▶ **Problem statement**: Return all lines below containing the word "values".

▶ **Records to process**:
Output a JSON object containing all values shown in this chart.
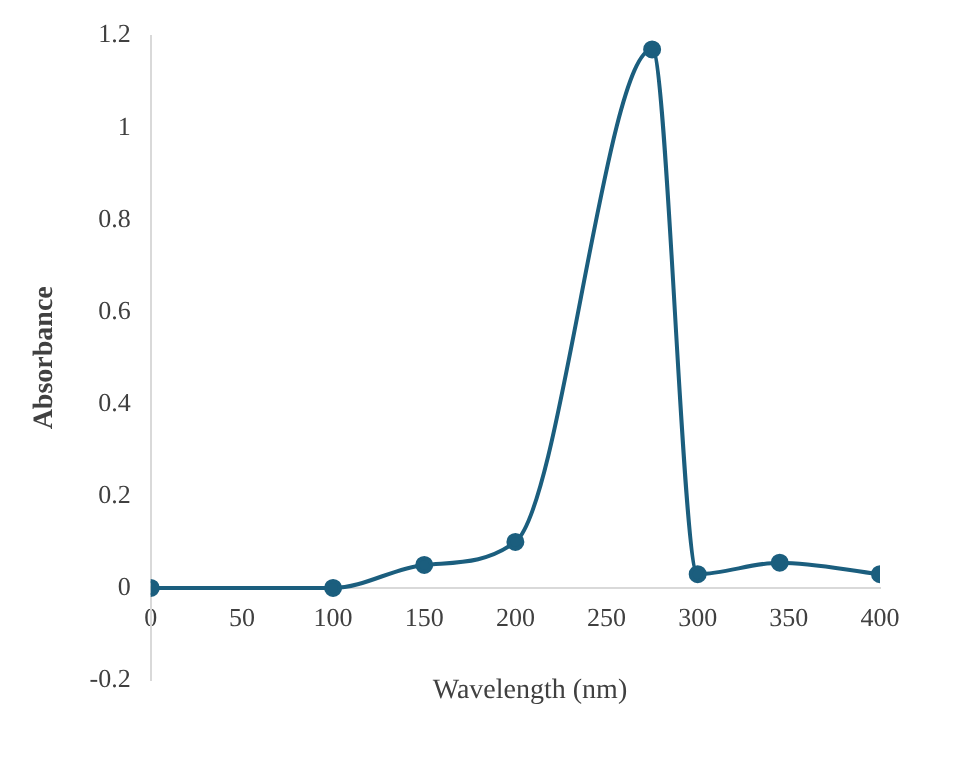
{
  "chart_data": {
    "type": "line",
    "xlabel": "Wavelength (nm)",
    "ylabel": "Absorbance",
    "x": [
      0,
      100,
      150,
      200,
      275,
      300,
      345,
      400
    ],
    "series": [
      {
        "color": "#1b5e7e",
        "values": [
          0,
          0,
          0.05,
          0.1,
          1.17,
          0.03,
          0.055,
          0.03
        ]
      }
    ],
    "xlim": [
      0,
      400
    ],
    "xticks": [
      0,
      50,
      100,
      150,
      200,
      250,
      300,
      350,
      400
    ],
    "ylim": [
      -0.2,
      1.2
    ],
    "yticks": [
      -0.2,
      0,
      0.2,
      0.4,
      0.6,
      0.8,
      1,
      1.2
    ],
    "grid": false,
    "legend": false,
    "marker": "circle",
    "line_style": "solid"
  }
}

▶ **Complete response**:
Output a JSON object containing all values shown in this chart.
        "values": [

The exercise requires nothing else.